» Problem statement
Reproduce every line of the following items verbatim, without any alteration.

*** Materials provided ***

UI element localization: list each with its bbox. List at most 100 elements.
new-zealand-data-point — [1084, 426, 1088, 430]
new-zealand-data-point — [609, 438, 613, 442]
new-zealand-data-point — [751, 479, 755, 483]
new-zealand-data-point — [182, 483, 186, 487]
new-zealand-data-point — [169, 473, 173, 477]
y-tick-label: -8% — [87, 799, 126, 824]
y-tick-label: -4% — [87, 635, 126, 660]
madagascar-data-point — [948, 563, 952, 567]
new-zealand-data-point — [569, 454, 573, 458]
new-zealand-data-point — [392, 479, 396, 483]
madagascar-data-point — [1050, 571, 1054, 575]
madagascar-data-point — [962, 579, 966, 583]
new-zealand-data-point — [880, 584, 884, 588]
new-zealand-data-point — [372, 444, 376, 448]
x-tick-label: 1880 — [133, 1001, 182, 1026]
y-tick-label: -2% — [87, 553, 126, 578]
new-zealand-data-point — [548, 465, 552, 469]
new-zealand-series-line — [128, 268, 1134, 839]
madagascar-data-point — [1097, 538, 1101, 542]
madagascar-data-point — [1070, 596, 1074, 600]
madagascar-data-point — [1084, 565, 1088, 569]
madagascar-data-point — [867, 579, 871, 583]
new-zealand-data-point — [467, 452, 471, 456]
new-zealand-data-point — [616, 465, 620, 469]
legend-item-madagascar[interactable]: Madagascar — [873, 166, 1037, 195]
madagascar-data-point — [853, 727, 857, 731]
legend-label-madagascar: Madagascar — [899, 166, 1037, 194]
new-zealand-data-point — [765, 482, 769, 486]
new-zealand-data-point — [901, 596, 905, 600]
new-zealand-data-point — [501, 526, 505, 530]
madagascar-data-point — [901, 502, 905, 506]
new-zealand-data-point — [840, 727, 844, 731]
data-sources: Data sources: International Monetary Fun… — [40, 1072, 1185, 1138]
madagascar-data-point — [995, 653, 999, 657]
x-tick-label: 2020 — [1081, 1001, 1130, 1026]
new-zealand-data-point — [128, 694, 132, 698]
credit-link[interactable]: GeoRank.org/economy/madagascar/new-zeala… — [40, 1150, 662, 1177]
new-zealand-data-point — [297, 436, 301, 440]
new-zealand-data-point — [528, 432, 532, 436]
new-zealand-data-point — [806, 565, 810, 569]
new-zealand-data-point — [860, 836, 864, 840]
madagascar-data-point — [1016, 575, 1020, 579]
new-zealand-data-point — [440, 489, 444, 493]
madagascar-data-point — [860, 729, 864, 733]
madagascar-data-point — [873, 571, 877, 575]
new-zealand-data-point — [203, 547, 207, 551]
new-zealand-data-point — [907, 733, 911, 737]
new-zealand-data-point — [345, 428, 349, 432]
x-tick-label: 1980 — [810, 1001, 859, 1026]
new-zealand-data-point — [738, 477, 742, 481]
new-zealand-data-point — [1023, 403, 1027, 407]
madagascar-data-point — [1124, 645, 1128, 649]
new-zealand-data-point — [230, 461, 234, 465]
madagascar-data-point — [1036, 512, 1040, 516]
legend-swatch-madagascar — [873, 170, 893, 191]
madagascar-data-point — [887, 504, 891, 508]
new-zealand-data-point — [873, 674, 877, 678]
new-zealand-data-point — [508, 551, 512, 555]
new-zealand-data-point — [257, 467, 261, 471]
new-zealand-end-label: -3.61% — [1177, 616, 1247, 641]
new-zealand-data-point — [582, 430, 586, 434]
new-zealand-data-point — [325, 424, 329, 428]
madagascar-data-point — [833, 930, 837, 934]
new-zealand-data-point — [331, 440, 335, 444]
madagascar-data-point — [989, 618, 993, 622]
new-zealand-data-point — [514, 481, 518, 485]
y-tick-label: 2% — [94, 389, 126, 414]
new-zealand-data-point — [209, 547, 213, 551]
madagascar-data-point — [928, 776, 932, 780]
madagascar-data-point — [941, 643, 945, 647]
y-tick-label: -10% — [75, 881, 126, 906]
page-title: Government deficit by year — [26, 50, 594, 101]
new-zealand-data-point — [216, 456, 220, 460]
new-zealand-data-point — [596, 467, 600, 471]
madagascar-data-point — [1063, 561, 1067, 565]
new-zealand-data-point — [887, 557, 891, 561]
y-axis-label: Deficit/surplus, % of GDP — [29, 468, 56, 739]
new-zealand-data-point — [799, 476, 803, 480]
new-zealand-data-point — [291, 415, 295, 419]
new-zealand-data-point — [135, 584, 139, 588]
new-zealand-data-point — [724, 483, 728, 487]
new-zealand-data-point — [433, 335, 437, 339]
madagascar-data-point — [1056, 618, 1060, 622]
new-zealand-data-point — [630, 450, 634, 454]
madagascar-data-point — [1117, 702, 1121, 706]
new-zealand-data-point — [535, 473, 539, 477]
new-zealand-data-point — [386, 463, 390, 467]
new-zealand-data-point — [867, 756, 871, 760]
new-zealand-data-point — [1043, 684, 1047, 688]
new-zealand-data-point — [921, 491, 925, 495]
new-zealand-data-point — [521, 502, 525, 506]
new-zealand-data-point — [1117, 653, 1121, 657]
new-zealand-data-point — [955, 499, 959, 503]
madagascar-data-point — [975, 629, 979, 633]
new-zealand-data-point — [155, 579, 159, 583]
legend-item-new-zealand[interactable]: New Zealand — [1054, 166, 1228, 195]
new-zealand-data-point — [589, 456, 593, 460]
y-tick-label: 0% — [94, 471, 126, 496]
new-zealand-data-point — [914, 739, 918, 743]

***

» Task output
UI element localization: list each with its bbox. List at most 100 elements.
new-zealand-data-point — [1084, 426, 1088, 430]
new-zealand-data-point — [609, 438, 613, 442]
new-zealand-data-point — [751, 479, 755, 483]
new-zealand-data-point — [182, 483, 186, 487]
new-zealand-data-point — [169, 473, 173, 477]
y-tick-label: -8% — [87, 799, 126, 824]
y-tick-label: -4% — [87, 635, 126, 660]
madagascar-data-point — [948, 563, 952, 567]
new-zealand-data-point — [569, 454, 573, 458]
new-zealand-data-point — [392, 479, 396, 483]
madagascar-data-point — [1050, 571, 1054, 575]
madagascar-data-point — [962, 579, 966, 583]
new-zealand-data-point — [880, 584, 884, 588]
new-zealand-data-point — [372, 444, 376, 448]
x-tick-label: 1880 — [133, 1001, 182, 1026]
y-tick-label: -2% — [87, 553, 126, 578]
new-zealand-data-point — [548, 465, 552, 469]
new-zealand-series-line — [128, 268, 1134, 839]
madagascar-data-point — [1097, 538, 1101, 542]
madagascar-data-point — [1070, 596, 1074, 600]
madagascar-data-point — [1084, 565, 1088, 569]
madagascar-data-point — [867, 579, 871, 583]
new-zealand-data-point — [467, 452, 471, 456]
new-zealand-data-point — [616, 465, 620, 469]
legend-item-madagascar[interactable]: Madagascar — [873, 166, 1037, 195]
madagascar-data-point — [853, 727, 857, 731]
legend-label-madagascar: Madagascar — [899, 166, 1037, 194]
new-zealand-data-point — [765, 482, 769, 486]
new-zealand-data-point — [901, 596, 905, 600]
new-zealand-data-point — [501, 526, 505, 530]
madagascar-data-point — [901, 502, 905, 506]
new-zealand-data-point — [840, 727, 844, 731]
data-sources: Data sources: International Monetary Fun… — [40, 1072, 1185, 1138]
madagascar-data-point — [995, 653, 999, 657]
x-tick-label: 2020 — [1081, 1001, 1130, 1026]
new-zealand-data-point — [128, 694, 132, 698]
credit-link[interactable]: GeoRank.org/economy/madagascar/new-zeala… — [40, 1150, 662, 1177]
new-zealand-data-point — [297, 436, 301, 440]
new-zealand-data-point — [528, 432, 532, 436]
new-zealand-data-point — [806, 565, 810, 569]
new-zealand-data-point — [860, 836, 864, 840]
madagascar-data-point — [1016, 575, 1020, 579]
new-zealand-data-point — [440, 489, 444, 493]
madagascar-data-point — [860, 729, 864, 733]
madagascar-data-point — [873, 571, 877, 575]
new-zealand-data-point — [203, 547, 207, 551]
new-zealand-data-point — [907, 733, 911, 737]
new-zealand-data-point — [345, 428, 349, 432]
x-tick-label: 1980 — [810, 1001, 859, 1026]
new-zealand-data-point — [738, 477, 742, 481]
new-zealand-data-point — [1023, 403, 1027, 407]
madagascar-data-point — [1124, 645, 1128, 649]
new-zealand-data-point — [230, 461, 234, 465]
madagascar-data-point — [1036, 512, 1040, 516]
legend-swatch-madagascar — [873, 170, 893, 191]
madagascar-data-point — [887, 504, 891, 508]
new-zealand-data-point — [873, 674, 877, 678]
new-zealand-data-point — [508, 551, 512, 555]
new-zealand-data-point — [257, 467, 261, 471]
new-zealand-end-label: -3.61% — [1177, 616, 1247, 641]
new-zealand-data-point — [582, 430, 586, 434]
new-zealand-data-point — [325, 424, 329, 428]
madagascar-data-point — [833, 930, 837, 934]
new-zealand-data-point — [331, 440, 335, 444]
madagascar-data-point — [989, 618, 993, 622]
new-zealand-data-point — [514, 481, 518, 485]
y-tick-label: 2% — [94, 389, 126, 414]
new-zealand-data-point — [209, 547, 213, 551]
madagascar-data-point — [928, 776, 932, 780]
madagascar-data-point — [941, 643, 945, 647]
y-tick-label: -10% — [75, 881, 126, 906]
page-title: Government deficit by year — [26, 50, 594, 101]
new-zealand-data-point — [216, 456, 220, 460]
new-zealand-data-point — [596, 467, 600, 471]
madagascar-data-point — [1063, 561, 1067, 565]
new-zealand-data-point — [887, 557, 891, 561]
y-axis-label: Deficit/surplus, % of GDP — [29, 468, 56, 739]
new-zealand-data-point — [799, 476, 803, 480]
new-zealand-data-point — [291, 415, 295, 419]
new-zealand-data-point — [135, 584, 139, 588]
new-zealand-data-point — [724, 483, 728, 487]
new-zealand-data-point — [433, 335, 437, 339]
madagascar-data-point — [1056, 618, 1060, 622]
new-zealand-data-point — [630, 450, 634, 454]
madagascar-data-point — [1117, 702, 1121, 706]
new-zealand-data-point — [535, 473, 539, 477]
new-zealand-data-point — [386, 463, 390, 467]
new-zealand-data-point — [867, 756, 871, 760]
new-zealand-data-point — [1043, 684, 1047, 688]
new-zealand-data-point — [921, 491, 925, 495]
new-zealand-data-point — [521, 502, 525, 506]
new-zealand-data-point — [1117, 653, 1121, 657]
new-zealand-data-point — [955, 499, 959, 503]
madagascar-data-point — [975, 629, 979, 633]
new-zealand-data-point — [155, 579, 159, 583]
legend-item-new-zealand[interactable]: New Zealand — [1054, 166, 1228, 195]
new-zealand-data-point — [589, 456, 593, 460]
y-tick-label: 0% — [94, 471, 126, 496]
new-zealand-data-point — [914, 739, 918, 743]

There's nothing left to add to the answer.